- [What this task involves]
Find each row below that contains the word "with" and copy those rows in full. Case counts.

Box annotation data
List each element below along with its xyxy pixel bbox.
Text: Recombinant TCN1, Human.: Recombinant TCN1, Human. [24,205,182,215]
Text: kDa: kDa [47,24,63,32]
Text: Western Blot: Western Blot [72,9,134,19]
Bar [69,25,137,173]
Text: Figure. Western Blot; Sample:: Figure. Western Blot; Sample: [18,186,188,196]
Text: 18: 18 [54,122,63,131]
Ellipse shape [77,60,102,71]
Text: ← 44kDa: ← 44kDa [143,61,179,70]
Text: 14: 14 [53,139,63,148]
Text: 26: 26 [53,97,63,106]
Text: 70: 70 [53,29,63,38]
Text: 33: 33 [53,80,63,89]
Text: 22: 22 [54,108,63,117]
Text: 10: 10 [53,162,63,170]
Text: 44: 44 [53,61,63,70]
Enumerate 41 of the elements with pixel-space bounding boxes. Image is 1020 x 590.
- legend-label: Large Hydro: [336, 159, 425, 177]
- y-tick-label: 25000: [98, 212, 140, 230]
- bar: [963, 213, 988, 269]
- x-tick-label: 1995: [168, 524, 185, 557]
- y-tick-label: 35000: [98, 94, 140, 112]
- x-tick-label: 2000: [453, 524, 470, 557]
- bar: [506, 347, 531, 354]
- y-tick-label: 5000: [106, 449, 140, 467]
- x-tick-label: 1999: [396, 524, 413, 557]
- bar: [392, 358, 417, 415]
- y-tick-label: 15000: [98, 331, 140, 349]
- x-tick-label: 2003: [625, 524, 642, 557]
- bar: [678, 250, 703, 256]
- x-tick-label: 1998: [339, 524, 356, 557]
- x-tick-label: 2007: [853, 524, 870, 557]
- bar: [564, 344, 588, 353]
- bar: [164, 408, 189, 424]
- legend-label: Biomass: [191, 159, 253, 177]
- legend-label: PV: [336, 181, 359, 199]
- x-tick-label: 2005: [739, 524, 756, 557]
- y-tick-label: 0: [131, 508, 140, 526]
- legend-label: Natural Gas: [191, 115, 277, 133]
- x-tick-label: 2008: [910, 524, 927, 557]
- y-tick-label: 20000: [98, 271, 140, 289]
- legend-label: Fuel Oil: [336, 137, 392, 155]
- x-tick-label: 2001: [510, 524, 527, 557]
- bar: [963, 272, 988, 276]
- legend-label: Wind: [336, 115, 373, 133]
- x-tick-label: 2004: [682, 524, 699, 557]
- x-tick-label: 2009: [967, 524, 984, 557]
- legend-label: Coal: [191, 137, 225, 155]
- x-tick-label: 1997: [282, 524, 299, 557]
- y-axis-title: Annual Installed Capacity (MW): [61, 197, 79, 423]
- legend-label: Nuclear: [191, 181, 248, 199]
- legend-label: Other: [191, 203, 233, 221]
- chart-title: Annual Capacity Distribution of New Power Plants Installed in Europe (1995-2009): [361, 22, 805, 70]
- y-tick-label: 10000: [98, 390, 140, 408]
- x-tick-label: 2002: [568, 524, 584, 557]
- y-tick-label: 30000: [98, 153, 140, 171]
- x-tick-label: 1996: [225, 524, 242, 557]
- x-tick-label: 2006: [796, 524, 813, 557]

- [Finished exercise]
List each element below along with its xyxy pixel bbox.
Enumerate 41 of the elements with pixel-space bounding boxes. Image is 1020 x 590.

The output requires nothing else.